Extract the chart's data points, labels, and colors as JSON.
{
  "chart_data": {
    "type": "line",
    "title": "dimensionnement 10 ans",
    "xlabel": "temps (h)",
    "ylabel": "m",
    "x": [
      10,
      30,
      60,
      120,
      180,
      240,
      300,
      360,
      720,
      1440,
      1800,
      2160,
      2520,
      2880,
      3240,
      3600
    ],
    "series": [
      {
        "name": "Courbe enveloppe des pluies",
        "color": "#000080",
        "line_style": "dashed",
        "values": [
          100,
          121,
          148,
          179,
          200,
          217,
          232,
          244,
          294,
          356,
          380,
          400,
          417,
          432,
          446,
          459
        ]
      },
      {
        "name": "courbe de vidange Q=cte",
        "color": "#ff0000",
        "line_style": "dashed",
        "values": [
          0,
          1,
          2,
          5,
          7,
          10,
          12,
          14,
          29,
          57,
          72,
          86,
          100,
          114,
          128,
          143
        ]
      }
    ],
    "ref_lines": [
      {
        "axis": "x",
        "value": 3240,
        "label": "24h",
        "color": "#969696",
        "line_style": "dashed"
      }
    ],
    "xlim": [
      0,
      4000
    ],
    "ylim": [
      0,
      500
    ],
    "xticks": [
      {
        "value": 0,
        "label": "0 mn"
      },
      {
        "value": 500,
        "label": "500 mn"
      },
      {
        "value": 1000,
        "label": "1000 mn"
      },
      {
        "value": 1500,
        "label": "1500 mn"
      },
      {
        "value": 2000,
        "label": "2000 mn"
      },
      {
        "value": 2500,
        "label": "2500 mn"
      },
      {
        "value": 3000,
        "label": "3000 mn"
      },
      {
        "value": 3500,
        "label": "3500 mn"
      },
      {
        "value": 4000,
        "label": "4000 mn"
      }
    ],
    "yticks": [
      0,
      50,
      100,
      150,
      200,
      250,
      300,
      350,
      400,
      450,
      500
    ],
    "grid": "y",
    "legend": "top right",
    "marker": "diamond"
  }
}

★ ★ ★ ★

### EXERCISE BRIEF
Identify all lines in the records above with the word "name".

### REPLY TO THE EXERCISE
        "name": "Courbe enveloppe des pluies",
        "name": "courbe de vidange Q=cte",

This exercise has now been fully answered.